→ Task to carry out: Copy each line of the listing below exactly.

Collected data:
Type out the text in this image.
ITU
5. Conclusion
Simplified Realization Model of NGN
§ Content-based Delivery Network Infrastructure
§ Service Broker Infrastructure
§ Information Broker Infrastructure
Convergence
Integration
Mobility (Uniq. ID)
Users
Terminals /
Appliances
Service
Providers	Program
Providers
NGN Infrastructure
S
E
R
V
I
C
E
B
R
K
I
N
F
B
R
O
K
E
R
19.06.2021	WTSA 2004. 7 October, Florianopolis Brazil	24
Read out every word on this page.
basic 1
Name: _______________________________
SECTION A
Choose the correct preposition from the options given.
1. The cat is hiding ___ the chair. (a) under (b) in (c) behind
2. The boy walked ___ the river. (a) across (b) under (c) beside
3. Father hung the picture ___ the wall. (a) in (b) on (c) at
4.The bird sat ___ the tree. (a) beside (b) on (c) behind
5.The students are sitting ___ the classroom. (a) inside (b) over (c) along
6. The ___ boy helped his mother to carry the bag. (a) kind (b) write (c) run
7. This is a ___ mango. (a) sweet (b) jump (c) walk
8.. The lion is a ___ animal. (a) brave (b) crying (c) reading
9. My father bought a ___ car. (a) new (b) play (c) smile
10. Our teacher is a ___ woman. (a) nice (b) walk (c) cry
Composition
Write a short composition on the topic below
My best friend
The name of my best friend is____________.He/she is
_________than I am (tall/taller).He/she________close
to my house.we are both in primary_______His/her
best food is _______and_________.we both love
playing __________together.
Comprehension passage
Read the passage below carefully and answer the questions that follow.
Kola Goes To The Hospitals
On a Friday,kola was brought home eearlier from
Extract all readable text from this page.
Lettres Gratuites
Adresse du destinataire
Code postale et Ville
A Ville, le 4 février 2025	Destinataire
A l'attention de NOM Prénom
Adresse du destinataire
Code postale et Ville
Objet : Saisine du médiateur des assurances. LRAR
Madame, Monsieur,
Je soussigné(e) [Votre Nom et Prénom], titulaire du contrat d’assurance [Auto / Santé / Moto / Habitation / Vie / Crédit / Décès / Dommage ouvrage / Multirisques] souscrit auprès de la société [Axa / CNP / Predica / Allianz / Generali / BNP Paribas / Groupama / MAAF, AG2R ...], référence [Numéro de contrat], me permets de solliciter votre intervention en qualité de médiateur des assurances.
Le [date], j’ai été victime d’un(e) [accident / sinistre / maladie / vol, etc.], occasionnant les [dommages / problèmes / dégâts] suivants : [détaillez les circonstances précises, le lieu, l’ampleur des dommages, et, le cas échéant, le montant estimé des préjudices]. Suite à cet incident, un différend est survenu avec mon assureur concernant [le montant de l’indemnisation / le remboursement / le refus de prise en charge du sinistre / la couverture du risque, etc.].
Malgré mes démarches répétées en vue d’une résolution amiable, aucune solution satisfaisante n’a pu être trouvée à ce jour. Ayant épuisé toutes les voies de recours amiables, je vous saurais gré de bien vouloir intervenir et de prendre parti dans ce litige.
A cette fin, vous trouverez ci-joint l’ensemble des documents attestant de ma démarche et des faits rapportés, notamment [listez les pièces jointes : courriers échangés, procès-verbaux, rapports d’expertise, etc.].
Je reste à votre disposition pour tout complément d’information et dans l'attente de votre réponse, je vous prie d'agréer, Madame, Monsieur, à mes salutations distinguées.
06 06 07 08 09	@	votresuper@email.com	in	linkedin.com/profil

→ Expected answer:
Type out the text in this image.
ITU
5. Conclusion
Simplified Realization Model of NGN
§ Content-based Delivery Network Infrastructure
§ Service Broker Infrastructure
§ Information Broker Infrastructure
Convergence
Integration
Mobility (Uniq. ID)
Users
Terminals /
Appliances
Service
Providers	Program
Providers
NGN Infrastructure
S
E
R
V
I
C
E
B
R
K
I
N
F
B
R
O
K
E
R
19.06.2021	WTSA 2004. 7 October, Florianopolis Brazil	24
Read out every word on this page.
basic 1
Name: _______________________________
SECTION A
Choose the correct preposition from the options given.
1. The cat is hiding ___ the chair. (a) under (b) in (c) behind
2. The boy walked ___ the river. (a) across (b) under (c) beside
3. Father hung the picture ___ the wall. (a) in (b) on (c) at
4.The bird sat ___ the tree. (a) beside (b) on (c) behind
5.The students are sitting ___ the classroom. (a) inside (b) over (c) along
6. The ___ boy helped his mother to carry the bag. (a) kind (b) write (c) run
7. This is a ___ mango. (a) sweet (b) jump (c) walk
8.. The lion is a ___ animal. (a) brave (b) crying (c) reading
9. My father bought a ___ car. (a) new (b) play (c) smile
10. Our teacher is a ___ woman. (a) nice (b) walk (c) cry
Composition
Write a short composition on the topic below
My best friend
The name of my best friend is____________.He/she is
_________than I am (tall/taller).He/she________close
to my house.we are both in primary_______His/her
best food is _______and_________.we both love
playing __________together.
Comprehension passage
Read the passage below carefully and answer the questions that follow.
Kola Goes To The Hospitals
On a Friday,kola was brought home eearlier from
Extract all readable text from this page.
Lettres Gratuites
Adresse du destinataire
Code postale et Ville
A Ville, le 4 février 2025	Destinataire
A l'attention de NOM Prénom
Adresse du destinataire
Code postale et Ville
Objet : Saisine du médiateur des assurances. LRAR
Madame, Monsieur,
Je soussigné(e) [Votre Nom et Prénom], titulaire du contrat d’assurance [Auto / Santé / Moto / Habitation / Vie / Crédit / Décès / Dommage ouvrage / Multirisques] souscrit auprès de la société [Axa / CNP / Predica / Allianz / Generali / BNP Paribas / Groupama / MAAF, AG2R ...], référence [Numéro de contrat], me permets de solliciter votre intervention en qualité de médiateur des assurances.
Le [date], j’ai été victime d’un(e) [accident / sinistre / maladie / vol, etc.], occasionnant les [dommages / problèmes / dégâts] suivants : [détaillez les circonstances précises, le lieu, l’ampleur des dommages, et, le cas échéant, le montant estimé des préjudices]. Suite à cet incident, un différend est survenu avec mon assureur concernant [le montant de l’indemnisation / le remboursement / le refus de prise en charge du sinistre / la couverture du risque, etc.].
Malgré mes démarches répétées en vue d’une résolution amiable, aucune solution satisfaisante n’a pu être trouvée à ce jour. Ayant épuisé toutes les voies de recours amiables, je vous saurais gré de bien vouloir intervenir et de prendre parti dans ce litige.
A cette fin, vous trouverez ci-joint l’ensemble des documents attestant de ma démarche et des faits rapportés, notamment [listez les pièces jointes : courriers échangés, procès-verbaux, rapports d’expertise, etc.].
Je reste à votre disposition pour tout complément d’information et dans l'attente de votre réponse, je vous prie d'agréer, Madame, Monsieur, à mes salutations distinguées.
06 06 07 08 09	@	votresuper@email.com	in	linkedin.com/profil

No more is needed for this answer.